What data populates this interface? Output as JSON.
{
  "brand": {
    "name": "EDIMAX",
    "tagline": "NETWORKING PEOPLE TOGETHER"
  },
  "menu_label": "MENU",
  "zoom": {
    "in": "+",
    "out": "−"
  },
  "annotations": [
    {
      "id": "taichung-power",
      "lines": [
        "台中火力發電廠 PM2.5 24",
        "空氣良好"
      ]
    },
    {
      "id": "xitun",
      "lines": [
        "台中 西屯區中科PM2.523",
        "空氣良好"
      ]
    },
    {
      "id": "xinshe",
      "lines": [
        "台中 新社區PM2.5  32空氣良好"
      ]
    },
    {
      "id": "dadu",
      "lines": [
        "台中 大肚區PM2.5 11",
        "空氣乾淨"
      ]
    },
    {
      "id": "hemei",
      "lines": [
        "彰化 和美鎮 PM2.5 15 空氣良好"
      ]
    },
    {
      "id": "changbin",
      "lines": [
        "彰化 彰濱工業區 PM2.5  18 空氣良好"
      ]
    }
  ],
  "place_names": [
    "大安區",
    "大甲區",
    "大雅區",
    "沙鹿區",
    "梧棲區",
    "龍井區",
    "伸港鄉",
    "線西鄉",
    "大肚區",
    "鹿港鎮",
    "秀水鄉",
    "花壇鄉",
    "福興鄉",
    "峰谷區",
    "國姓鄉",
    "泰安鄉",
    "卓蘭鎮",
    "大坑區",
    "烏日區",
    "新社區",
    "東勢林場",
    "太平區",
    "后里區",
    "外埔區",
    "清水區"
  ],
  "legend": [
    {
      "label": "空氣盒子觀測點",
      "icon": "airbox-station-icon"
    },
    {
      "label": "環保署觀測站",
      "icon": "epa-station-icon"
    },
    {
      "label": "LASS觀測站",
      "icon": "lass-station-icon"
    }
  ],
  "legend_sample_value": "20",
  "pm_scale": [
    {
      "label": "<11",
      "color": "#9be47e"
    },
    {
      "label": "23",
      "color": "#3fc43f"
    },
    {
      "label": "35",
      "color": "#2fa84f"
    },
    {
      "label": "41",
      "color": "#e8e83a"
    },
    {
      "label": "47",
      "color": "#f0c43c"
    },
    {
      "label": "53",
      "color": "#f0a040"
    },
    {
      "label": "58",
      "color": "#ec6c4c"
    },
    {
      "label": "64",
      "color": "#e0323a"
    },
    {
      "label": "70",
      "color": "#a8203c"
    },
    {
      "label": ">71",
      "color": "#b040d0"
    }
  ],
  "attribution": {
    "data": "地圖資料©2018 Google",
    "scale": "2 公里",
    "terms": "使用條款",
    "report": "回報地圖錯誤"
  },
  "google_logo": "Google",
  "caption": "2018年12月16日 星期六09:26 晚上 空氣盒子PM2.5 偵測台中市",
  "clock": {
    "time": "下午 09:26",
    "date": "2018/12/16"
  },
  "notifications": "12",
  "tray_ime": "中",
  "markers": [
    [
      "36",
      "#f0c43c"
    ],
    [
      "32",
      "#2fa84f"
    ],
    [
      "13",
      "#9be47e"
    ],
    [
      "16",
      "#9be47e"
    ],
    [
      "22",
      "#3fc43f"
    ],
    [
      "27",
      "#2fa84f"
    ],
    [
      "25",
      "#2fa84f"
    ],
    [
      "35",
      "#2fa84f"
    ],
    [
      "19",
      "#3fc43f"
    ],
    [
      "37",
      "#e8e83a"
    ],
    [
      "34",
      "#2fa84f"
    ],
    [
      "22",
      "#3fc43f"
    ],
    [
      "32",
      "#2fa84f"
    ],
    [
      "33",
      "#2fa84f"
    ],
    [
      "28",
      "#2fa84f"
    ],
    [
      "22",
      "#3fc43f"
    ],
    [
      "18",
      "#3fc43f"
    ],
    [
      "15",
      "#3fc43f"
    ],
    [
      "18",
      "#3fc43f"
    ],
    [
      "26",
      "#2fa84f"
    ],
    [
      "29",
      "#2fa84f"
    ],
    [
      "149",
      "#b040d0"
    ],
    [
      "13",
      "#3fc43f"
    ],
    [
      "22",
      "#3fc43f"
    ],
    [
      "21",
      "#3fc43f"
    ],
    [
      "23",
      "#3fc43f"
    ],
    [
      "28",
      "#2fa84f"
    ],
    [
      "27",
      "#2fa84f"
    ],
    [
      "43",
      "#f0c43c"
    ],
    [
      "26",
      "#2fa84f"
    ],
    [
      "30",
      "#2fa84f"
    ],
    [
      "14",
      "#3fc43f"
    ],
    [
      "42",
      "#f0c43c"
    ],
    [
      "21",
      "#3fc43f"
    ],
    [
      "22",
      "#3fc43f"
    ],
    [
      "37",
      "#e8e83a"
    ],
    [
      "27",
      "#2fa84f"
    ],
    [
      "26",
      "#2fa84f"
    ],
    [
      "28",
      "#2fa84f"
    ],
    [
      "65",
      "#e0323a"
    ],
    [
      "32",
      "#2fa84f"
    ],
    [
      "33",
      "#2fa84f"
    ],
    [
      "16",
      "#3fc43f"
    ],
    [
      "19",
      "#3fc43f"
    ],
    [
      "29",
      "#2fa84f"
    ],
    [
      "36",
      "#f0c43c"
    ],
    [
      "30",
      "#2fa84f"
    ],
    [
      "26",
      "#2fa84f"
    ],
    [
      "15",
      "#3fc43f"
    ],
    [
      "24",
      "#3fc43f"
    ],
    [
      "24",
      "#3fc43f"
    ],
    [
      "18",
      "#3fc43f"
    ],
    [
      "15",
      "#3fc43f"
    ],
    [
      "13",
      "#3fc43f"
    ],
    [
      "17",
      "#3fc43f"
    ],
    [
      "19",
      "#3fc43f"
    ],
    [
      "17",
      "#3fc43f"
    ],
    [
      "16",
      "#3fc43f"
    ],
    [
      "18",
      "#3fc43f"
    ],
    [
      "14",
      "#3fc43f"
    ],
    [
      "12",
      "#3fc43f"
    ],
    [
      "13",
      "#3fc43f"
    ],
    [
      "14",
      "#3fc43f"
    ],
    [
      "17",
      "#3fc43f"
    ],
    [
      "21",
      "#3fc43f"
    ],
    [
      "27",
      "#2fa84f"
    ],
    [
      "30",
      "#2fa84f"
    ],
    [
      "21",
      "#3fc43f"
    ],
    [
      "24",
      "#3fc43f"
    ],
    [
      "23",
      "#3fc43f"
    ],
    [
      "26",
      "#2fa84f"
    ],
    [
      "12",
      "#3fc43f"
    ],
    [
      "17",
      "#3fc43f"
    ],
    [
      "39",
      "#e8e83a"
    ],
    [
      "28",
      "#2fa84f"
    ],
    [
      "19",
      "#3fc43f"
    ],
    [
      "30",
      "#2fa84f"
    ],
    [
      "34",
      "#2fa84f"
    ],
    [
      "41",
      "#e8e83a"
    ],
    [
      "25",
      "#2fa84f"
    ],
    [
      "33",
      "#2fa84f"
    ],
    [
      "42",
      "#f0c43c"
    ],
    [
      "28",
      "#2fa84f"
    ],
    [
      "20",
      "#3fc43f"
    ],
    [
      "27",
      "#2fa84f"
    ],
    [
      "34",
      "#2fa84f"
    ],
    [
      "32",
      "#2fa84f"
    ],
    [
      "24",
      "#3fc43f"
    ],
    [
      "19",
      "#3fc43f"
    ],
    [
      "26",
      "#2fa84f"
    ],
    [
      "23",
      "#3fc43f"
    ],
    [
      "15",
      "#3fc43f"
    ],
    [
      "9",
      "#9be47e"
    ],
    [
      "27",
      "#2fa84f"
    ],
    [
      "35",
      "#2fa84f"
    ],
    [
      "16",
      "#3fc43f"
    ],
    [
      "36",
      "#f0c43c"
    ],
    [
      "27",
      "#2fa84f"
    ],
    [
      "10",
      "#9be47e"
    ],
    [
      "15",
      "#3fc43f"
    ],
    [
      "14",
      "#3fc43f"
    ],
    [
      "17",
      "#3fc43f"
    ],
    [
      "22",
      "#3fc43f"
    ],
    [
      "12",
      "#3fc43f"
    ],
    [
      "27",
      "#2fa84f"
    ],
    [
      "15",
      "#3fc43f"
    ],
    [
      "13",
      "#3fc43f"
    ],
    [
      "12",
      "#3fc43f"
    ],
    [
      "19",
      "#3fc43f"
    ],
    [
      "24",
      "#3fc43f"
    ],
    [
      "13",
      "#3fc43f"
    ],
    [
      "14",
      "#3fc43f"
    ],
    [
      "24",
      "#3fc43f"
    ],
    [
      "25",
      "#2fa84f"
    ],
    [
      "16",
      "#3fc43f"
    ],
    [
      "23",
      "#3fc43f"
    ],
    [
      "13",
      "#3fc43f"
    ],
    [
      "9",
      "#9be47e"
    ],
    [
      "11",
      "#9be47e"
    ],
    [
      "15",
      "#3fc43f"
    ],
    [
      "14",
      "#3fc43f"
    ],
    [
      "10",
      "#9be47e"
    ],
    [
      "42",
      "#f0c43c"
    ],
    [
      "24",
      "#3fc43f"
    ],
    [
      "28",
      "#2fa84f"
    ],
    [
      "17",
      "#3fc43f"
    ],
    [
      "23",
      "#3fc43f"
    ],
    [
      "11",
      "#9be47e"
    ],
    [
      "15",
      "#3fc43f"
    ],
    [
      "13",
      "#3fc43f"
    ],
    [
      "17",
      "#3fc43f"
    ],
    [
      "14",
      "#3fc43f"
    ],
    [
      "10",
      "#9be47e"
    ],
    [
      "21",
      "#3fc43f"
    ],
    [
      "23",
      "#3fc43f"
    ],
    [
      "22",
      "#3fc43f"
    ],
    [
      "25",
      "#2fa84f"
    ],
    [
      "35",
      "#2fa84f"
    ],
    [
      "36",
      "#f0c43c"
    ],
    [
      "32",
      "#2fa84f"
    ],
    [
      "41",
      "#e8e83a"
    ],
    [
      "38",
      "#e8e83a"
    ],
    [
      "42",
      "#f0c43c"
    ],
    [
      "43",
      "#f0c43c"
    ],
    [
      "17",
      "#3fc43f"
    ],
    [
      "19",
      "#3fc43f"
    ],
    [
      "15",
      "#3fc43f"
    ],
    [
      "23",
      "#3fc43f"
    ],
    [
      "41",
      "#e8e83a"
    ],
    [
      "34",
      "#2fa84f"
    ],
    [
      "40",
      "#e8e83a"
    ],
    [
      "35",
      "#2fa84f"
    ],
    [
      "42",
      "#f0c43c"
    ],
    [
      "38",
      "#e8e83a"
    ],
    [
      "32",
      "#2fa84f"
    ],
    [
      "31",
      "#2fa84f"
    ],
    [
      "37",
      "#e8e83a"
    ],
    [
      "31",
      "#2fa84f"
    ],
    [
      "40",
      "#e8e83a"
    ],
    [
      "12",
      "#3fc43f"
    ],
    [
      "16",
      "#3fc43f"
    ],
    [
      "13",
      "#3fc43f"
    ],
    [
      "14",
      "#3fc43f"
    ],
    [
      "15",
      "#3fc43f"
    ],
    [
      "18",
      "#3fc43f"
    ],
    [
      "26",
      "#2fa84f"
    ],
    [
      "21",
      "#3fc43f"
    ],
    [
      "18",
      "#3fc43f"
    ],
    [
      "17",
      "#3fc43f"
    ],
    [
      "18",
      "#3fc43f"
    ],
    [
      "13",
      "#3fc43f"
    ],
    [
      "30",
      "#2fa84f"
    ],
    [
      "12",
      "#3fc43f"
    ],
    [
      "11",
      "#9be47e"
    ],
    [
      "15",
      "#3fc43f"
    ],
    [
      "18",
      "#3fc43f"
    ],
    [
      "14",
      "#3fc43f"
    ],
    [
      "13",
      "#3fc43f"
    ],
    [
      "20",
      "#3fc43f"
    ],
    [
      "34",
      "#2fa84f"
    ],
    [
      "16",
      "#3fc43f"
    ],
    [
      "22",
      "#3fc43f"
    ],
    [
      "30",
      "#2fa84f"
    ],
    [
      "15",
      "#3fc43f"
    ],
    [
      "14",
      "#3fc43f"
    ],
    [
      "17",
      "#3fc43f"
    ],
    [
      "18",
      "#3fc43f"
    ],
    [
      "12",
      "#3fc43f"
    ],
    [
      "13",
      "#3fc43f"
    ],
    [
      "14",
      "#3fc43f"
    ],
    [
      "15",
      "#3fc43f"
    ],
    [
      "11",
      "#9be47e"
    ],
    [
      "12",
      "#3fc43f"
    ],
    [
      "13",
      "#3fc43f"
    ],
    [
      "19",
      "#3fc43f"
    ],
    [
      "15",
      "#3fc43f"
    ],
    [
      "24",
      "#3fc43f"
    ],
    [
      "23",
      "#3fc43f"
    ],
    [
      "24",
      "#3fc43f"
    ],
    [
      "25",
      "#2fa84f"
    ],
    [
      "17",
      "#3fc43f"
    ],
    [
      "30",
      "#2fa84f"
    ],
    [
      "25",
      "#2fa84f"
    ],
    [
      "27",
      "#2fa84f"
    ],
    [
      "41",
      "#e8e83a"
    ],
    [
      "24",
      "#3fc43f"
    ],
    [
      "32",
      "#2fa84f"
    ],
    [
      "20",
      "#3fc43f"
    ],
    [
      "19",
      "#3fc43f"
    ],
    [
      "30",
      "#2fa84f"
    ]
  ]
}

-------------------------

▶ **Work instructions**:
In the listing, find each line with the string "station" and copy it.

▶ **Correct response**:
      "icon": "airbox-station-icon"
      "icon": "epa-station-icon"
      "icon": "lass-station-icon"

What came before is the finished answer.